:: Data to process

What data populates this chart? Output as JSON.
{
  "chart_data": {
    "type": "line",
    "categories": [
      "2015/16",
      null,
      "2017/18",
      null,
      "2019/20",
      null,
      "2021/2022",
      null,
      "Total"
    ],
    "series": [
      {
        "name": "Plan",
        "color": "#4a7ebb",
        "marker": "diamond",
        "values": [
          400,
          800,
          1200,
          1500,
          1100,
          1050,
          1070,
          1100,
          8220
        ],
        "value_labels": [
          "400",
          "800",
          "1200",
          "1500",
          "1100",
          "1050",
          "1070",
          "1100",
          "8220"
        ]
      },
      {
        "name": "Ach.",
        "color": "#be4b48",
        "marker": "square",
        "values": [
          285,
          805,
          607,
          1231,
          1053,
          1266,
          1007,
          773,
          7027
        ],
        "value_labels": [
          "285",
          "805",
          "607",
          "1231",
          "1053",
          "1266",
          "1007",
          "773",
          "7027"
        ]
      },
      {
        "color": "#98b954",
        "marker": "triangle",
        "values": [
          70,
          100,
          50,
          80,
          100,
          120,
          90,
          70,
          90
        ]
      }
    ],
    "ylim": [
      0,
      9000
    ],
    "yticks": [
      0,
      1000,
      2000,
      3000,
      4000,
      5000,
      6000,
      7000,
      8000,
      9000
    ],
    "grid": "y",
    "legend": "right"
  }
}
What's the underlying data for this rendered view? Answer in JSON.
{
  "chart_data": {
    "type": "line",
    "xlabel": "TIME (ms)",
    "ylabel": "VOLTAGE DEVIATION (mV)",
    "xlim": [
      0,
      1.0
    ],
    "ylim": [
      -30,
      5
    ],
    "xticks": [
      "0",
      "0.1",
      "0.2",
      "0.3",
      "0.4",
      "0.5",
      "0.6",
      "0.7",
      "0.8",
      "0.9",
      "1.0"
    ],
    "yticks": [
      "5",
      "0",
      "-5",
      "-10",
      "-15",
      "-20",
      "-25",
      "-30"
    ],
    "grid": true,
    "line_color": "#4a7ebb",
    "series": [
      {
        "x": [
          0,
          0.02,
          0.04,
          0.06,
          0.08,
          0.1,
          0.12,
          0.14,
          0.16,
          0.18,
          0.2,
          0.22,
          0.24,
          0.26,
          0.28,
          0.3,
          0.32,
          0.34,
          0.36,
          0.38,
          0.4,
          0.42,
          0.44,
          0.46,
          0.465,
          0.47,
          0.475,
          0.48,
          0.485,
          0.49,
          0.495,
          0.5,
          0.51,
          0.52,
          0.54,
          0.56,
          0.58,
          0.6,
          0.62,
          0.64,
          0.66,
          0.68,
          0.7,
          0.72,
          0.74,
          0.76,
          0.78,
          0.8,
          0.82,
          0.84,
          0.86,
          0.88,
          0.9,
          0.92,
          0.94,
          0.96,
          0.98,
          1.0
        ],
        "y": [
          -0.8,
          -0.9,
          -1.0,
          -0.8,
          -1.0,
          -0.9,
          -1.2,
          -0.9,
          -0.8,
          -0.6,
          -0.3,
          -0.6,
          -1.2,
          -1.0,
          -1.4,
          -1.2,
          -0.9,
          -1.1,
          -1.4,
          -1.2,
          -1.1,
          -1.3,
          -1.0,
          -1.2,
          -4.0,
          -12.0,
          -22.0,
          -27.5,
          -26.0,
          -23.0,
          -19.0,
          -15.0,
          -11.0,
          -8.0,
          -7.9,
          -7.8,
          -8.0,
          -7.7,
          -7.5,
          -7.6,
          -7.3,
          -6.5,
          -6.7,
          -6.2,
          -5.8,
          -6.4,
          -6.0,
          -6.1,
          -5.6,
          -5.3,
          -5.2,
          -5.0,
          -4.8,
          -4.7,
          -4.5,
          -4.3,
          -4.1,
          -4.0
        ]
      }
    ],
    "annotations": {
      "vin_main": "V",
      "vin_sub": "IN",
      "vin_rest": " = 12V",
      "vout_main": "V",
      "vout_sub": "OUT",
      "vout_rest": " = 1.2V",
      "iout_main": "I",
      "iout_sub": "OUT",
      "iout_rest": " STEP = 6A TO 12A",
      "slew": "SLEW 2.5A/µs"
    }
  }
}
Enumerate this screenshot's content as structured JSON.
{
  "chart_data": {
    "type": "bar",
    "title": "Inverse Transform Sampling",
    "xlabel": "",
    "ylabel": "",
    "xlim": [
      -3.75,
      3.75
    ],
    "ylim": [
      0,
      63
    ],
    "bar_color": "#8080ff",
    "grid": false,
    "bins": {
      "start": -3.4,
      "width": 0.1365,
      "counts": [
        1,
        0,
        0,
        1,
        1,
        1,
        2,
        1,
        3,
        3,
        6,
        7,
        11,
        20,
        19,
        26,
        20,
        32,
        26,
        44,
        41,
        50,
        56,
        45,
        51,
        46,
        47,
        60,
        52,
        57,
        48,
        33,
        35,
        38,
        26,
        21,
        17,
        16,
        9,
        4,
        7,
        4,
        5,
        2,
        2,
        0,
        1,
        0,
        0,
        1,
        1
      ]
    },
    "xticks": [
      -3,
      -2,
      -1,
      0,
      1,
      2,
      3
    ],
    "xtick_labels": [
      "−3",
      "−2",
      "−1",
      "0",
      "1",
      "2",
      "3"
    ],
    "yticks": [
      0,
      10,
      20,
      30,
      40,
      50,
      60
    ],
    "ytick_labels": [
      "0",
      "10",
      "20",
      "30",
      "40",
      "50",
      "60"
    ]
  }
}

::::

▶ Description of the task: Repeat all the entries word for word.

▶ Written answer:
What data populates this chart? Output as JSON.
{
  "chart_data": {
    "type": "line",
    "categories": [
      "2015/16",
      null,
      "2017/18",
      null,
      "2019/20",
      null,
      "2021/2022",
      null,
      "Total"
    ],
    "series": [
      {
        "name": "Plan",
        "color": "#4a7ebb",
        "marker": "diamond",
        "values": [
          400,
          800,
          1200,
          1500,
          1100,
          1050,
          1070,
          1100,
          8220
        ],
        "value_labels": [
          "400",
          "800",
          "1200",
          "1500",
          "1100",
          "1050",
          "1070",
          "1100",
          "8220"
        ]
      },
      {
        "name": "Ach.",
        "color": "#be4b48",
        "marker": "square",
        "values": [
          285,
          805,
          607,
          1231,
          1053,
          1266,
          1007,
          773,
          7027
        ],
        "value_labels": [
          "285",
          "805",
          "607",
          "1231",
          "1053",
          "1266",
          "1007",
          "773",
          "7027"
        ]
      },
      {
        "color": "#98b954",
        "marker": "triangle",
        "values": [
          70,
          100,
          50,
          80,
          100,
          120,
          90,
          70,
          90
        ]
      }
    ],
    "ylim": [
      0,
      9000
    ],
    "yticks": [
      0,
      1000,
      2000,
      3000,
      4000,
      5000,
      6000,
      7000,
      8000,
      9000
    ],
    "grid": "y",
    "legend": "right"
  }
}
What's the underlying data for this rendered view? Answer in JSON.
{
  "chart_data": {
    "type": "line",
    "xlabel": "TIME (ms)",
    "ylabel": "VOLTAGE DEVIATION (mV)",
    "xlim": [
      0,
      1.0
    ],
    "ylim": [
      -30,
      5
    ],
    "xticks": [
      "0",
      "0.1",
      "0.2",
      "0.3",
      "0.4",
      "0.5",
      "0.6",
      "0.7",
      "0.8",
      "0.9",
      "1.0"
    ],
    "yticks": [
      "5",
      "0",
      "-5",
      "-10",
      "-15",
      "-20",
      "-25",
      "-30"
    ],
    "grid": true,
    "line_color": "#4a7ebb",
    "series": [
      {
        "x": [
          0,
          0.02,
          0.04,
          0.06,
          0.08,
          0.1,
          0.12,
          0.14,
          0.16,
          0.18,
          0.2,
          0.22,
          0.24,
          0.26,
          0.28,
          0.3,
          0.32,
          0.34,
          0.36,
          0.38,
          0.4,
          0.42,
          0.44,
          0.46,
          0.465,
          0.47,
          0.475,
          0.48,
          0.485,
          0.49,
          0.495,
          0.5,
          0.51,
          0.52,
          0.54,
          0.56,
          0.58,
          0.6,
          0.62,
          0.64,
          0.66,
          0.68,
          0.7,
          0.72,
          0.74,
          0.76,
          0.78,
          0.8,
          0.82,
          0.84,
          0.86,
          0.88,
          0.9,
          0.92,
          0.94,
          0.96,
          0.98,
          1.0
        ],
        "y": [
          -0.8,
          -0.9,
          -1.0,
          -0.8,
          -1.0,
          -0.9,
          -1.2,
          -0.9,
          -0.8,
          -0.6,
          -0.3,
          -0.6,
          -1.2,
          -1.0,
          -1.4,
          -1.2,
          -0.9,
          -1.1,
          -1.4,
          -1.2,
          -1.1,
          -1.3,
          -1.0,
          -1.2,
          -4.0,
          -12.0,
          -22.0,
          -27.5,
          -26.0,
          -23.0,
          -19.0,
          -15.0,
          -11.0,
          -8.0,
          -7.9,
          -7.8,
          -8.0,
          -7.7,
          -7.5,
          -7.6,
          -7.3,
          -6.5,
          -6.7,
          -6.2,
          -5.8,
          -6.4,
          -6.0,
          -6.1,
          -5.6,
          -5.3,
          -5.2,
          -5.0,
          -4.8,
          -4.7,
          -4.5,
          -4.3,
          -4.1,
          -4.0
        ]
      }
    ],
    "annotations": {
      "vin_main": "V",
      "vin_sub": "IN",
      "vin_rest": " = 12V",
      "vout_main": "V",
      "vout_sub": "OUT",
      "vout_rest": " = 1.2V",
      "iout_main": "I",
      "iout_sub": "OUT",
      "iout_rest": " STEP = 6A TO 12A",
      "slew": "SLEW 2.5A/µs"
    }
  }
}
Enumerate this screenshot's content as structured JSON.
{
  "chart_data": {
    "type": "bar",
    "title": "Inverse Transform Sampling",
    "xlabel": "",
    "ylabel": "",
    "xlim": [
      -3.75,
      3.75
    ],
    "ylim": [
      0,
      63
    ],
    "bar_color": "#8080ff",
    "grid": false,
    "bins": {
      "start": -3.4,
      "width": 0.1365,
      "counts": [
        1,
        0,
        0,
        1,
        1,
        1,
        2,
        1,
        3,
        3,
        6,
        7,
        11,
        20,
        19,
        26,
        20,
        32,
        26,
        44,
        41,
        50,
        56,
        45,
        51,
        46,
        47,
        60,
        52,
        57,
        48,
        33,
        35,
        38,
        26,
        21,
        17,
        16,
        9,
        4,
        7,
        4,
        5,
        2,
        2,
        0,
        1,
        0,
        0,
        1,
        1
      ]
    },
    "xticks": [
      -3,
      -2,
      -1,
      0,
      1,
      2,
      3
    ],
    "xtick_labels": [
      "−3",
      "−2",
      "−1",
      "0",
      "1",
      "2",
      "3"
    ],
    "yticks": [
      0,
      10,
      20,
      30,
      40,
      50,
      60
    ],
    "ytick_labels": [
      "0",
      "10",
      "20",
      "30",
      "40",
      "50",
      "60"
    ]
  }
}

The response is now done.